##### EXERCISE MATERIALS #####

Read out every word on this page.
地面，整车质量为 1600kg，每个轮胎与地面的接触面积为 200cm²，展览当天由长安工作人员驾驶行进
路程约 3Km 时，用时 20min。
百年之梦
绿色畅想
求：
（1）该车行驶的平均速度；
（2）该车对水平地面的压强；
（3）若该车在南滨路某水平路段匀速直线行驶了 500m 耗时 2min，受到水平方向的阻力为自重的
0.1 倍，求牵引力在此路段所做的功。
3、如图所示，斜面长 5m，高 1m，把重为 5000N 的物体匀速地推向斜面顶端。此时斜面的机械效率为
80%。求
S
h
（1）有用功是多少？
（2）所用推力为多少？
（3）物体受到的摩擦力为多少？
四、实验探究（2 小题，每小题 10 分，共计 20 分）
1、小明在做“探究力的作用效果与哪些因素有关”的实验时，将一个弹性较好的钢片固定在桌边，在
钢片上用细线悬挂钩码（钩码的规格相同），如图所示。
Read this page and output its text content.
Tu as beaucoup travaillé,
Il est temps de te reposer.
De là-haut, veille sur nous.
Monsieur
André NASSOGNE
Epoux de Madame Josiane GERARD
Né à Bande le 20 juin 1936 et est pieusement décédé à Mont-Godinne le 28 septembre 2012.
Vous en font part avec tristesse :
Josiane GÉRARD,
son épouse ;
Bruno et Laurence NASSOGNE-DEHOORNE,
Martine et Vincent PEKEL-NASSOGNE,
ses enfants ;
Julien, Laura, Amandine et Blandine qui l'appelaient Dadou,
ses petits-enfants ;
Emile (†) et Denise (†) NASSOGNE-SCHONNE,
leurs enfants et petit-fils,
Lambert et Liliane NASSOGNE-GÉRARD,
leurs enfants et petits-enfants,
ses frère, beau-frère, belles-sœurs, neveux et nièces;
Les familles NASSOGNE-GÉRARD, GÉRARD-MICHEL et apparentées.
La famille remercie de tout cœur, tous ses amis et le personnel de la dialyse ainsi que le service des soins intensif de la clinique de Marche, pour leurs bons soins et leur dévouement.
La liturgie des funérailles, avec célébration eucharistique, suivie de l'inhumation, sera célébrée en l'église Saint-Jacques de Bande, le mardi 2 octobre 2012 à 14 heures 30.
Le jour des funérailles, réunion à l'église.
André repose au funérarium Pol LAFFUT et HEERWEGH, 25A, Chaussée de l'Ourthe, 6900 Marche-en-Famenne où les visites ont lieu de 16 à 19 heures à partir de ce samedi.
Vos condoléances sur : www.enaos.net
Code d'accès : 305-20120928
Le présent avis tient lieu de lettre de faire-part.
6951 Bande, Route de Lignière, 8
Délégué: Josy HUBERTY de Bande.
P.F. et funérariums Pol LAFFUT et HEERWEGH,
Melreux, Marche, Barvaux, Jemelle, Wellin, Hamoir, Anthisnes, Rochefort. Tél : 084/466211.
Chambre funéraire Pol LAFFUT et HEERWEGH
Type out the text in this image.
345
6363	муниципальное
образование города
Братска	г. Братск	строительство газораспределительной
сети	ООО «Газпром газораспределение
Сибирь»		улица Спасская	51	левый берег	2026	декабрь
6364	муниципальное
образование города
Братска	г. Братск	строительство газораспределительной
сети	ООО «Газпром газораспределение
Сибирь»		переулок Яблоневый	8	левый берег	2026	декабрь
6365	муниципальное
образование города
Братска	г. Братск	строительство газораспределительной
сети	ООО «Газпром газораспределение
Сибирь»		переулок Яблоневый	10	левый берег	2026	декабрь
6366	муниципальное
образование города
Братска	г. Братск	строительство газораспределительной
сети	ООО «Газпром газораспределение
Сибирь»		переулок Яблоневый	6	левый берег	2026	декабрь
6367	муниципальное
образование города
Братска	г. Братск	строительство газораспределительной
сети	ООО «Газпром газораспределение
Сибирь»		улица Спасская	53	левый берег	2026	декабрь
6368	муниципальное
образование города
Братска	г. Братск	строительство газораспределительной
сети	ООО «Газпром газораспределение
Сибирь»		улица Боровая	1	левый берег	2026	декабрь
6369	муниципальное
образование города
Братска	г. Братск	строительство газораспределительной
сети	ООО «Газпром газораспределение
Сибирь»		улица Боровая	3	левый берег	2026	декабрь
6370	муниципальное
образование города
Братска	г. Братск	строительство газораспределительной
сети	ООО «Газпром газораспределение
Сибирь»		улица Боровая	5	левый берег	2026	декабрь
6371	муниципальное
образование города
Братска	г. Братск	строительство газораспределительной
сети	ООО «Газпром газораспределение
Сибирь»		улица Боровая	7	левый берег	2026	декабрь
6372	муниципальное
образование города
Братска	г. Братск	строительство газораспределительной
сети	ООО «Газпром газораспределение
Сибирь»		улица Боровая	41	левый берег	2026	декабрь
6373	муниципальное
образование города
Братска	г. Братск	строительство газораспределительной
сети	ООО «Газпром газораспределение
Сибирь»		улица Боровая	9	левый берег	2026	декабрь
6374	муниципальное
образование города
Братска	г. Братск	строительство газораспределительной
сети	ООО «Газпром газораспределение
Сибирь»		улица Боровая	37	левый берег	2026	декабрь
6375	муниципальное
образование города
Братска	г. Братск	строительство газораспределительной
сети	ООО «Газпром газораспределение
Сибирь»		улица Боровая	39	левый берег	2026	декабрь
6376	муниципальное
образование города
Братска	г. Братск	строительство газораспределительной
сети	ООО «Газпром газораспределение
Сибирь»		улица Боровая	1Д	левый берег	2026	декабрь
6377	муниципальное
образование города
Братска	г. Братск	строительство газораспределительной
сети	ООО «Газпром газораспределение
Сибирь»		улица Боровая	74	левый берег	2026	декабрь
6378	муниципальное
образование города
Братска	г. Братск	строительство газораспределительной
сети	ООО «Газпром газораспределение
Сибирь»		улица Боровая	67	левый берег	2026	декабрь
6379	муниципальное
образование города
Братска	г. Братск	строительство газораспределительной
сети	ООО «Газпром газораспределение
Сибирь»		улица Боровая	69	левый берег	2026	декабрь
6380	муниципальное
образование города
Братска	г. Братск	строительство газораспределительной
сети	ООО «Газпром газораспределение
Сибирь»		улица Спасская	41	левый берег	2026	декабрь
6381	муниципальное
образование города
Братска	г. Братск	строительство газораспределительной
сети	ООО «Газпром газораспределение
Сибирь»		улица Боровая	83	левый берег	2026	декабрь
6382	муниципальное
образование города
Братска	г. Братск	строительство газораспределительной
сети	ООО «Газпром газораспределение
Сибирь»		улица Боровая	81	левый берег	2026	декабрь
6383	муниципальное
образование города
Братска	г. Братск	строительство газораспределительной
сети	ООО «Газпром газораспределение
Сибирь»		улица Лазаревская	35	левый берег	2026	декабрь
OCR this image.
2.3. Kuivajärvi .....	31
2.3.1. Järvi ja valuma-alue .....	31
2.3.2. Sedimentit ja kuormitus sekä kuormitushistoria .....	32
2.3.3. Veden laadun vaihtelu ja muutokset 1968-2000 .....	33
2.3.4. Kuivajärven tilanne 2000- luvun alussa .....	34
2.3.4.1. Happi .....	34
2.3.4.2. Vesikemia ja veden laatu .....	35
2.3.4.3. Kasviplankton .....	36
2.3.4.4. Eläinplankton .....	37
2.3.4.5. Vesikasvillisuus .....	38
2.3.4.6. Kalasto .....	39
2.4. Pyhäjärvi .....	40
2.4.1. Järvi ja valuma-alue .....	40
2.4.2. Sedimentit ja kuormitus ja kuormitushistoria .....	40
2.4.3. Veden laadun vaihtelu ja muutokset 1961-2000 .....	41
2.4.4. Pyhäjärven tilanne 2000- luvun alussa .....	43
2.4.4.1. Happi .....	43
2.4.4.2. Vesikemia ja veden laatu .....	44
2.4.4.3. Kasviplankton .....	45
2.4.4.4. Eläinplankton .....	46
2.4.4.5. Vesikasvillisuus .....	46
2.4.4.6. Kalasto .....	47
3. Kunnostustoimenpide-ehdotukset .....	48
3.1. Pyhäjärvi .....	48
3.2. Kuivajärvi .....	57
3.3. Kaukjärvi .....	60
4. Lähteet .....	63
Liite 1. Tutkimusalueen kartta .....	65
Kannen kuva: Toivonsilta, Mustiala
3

#####

=== TASK DESCRIPTION ===
Copy every line of the listing containing the string "Read".

=== FINAL ANSWER ===
Read out every word on this page.
Read this page and output its text content.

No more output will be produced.